GIVEN TASK: Report every line in the listing that contains the string "Enrolled".

GIVEN DATA:
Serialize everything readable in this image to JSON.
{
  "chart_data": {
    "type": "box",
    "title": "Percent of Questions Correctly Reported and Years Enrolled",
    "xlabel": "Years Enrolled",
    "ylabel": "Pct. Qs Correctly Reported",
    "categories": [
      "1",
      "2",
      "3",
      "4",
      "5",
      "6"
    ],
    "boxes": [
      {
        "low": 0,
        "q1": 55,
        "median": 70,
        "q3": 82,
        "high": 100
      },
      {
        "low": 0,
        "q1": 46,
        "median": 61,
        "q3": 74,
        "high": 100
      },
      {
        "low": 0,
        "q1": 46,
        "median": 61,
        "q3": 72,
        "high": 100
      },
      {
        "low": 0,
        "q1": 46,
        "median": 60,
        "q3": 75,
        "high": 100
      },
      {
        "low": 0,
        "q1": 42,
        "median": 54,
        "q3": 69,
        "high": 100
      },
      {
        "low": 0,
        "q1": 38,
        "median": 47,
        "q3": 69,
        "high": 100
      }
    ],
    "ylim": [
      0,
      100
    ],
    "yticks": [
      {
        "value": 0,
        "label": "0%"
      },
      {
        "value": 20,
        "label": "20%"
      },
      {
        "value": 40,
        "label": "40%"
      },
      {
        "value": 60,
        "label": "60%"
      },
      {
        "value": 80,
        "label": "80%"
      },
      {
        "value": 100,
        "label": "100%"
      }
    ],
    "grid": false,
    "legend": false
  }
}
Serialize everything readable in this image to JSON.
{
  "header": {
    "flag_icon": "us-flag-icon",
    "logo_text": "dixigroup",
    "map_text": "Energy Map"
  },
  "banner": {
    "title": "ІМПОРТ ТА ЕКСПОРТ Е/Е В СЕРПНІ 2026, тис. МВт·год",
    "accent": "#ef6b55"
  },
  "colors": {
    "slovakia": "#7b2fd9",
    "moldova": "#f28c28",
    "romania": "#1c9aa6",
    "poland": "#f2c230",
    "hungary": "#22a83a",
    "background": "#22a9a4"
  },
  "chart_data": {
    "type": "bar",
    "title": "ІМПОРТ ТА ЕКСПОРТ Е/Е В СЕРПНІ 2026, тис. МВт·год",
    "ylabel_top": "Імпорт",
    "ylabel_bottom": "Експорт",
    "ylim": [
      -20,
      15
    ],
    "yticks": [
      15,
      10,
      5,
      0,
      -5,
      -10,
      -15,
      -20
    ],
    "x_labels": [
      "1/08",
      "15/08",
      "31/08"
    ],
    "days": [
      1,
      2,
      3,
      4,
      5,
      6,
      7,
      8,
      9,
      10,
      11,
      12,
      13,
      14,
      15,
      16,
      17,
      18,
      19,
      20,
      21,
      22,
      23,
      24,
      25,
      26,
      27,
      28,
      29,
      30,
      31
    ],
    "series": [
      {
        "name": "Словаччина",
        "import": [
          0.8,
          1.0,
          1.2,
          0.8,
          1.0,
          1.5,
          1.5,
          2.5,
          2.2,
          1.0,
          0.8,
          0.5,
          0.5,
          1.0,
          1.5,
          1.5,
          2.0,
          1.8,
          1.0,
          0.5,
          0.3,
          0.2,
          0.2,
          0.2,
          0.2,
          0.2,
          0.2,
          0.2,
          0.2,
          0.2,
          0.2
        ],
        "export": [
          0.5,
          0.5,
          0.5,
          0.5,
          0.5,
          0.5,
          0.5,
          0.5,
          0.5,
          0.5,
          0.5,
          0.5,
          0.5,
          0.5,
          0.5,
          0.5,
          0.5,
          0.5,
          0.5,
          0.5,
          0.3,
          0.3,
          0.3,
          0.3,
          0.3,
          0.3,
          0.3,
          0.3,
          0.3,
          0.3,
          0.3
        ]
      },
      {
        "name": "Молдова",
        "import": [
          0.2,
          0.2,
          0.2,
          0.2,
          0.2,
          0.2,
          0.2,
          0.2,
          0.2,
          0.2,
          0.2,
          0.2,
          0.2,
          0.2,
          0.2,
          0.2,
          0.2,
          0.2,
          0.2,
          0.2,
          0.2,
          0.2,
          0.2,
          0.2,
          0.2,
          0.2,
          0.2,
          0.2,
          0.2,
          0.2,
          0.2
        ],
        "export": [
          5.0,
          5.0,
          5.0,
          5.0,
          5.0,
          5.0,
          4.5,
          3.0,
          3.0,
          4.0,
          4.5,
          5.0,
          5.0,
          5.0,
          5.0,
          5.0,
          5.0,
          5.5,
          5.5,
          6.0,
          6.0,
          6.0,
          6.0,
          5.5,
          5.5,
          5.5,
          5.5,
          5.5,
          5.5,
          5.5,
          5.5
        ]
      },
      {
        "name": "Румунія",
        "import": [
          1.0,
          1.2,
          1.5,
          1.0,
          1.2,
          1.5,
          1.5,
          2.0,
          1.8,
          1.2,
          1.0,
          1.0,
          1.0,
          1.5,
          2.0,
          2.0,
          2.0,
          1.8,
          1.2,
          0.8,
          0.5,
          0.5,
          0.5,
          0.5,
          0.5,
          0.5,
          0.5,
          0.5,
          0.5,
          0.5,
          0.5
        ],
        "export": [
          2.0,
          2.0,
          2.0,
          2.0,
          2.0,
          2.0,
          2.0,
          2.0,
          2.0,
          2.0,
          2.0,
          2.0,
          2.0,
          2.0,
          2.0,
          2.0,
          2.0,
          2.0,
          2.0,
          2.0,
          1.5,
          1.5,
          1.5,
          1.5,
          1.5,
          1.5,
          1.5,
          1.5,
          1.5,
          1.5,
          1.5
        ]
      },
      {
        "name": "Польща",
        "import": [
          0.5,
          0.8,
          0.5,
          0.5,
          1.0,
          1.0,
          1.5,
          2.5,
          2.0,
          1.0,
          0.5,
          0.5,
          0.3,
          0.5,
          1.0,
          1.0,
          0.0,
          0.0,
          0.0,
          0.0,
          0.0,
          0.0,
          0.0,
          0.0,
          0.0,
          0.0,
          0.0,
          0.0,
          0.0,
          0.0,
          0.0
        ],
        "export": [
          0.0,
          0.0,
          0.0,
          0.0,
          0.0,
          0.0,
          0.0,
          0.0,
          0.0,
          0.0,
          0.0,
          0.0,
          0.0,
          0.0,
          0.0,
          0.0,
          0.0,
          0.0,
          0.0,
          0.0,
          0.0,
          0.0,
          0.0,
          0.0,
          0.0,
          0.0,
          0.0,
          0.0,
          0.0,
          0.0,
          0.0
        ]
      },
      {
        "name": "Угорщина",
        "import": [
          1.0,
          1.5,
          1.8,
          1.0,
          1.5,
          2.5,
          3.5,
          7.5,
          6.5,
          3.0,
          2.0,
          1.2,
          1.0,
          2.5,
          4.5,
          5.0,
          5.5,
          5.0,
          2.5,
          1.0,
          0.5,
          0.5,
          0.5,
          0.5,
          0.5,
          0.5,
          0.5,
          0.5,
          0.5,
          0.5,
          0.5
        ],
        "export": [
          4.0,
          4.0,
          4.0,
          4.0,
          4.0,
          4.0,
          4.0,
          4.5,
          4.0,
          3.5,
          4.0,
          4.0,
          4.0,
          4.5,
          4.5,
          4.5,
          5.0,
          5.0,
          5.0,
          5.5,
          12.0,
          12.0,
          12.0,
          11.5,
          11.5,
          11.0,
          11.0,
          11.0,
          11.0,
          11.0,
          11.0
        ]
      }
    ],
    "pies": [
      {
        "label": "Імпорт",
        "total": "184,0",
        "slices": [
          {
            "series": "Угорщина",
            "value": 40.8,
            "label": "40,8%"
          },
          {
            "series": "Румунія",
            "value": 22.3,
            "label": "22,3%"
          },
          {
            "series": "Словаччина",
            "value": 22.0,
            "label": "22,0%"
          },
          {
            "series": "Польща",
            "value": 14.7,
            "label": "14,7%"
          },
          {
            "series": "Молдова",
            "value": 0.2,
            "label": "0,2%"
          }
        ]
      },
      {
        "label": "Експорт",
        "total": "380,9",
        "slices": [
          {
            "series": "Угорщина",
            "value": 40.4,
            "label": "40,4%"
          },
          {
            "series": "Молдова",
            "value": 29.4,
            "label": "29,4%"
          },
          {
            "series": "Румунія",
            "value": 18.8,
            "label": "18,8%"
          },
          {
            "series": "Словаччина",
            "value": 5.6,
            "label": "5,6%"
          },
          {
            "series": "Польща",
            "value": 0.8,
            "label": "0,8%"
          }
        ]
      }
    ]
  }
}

RESPONSE TO THIS EXERCISE:
    "title": "Percent of Questions Correctly Reported and Years Enrolled",
    "xlabel": "Years Enrolled",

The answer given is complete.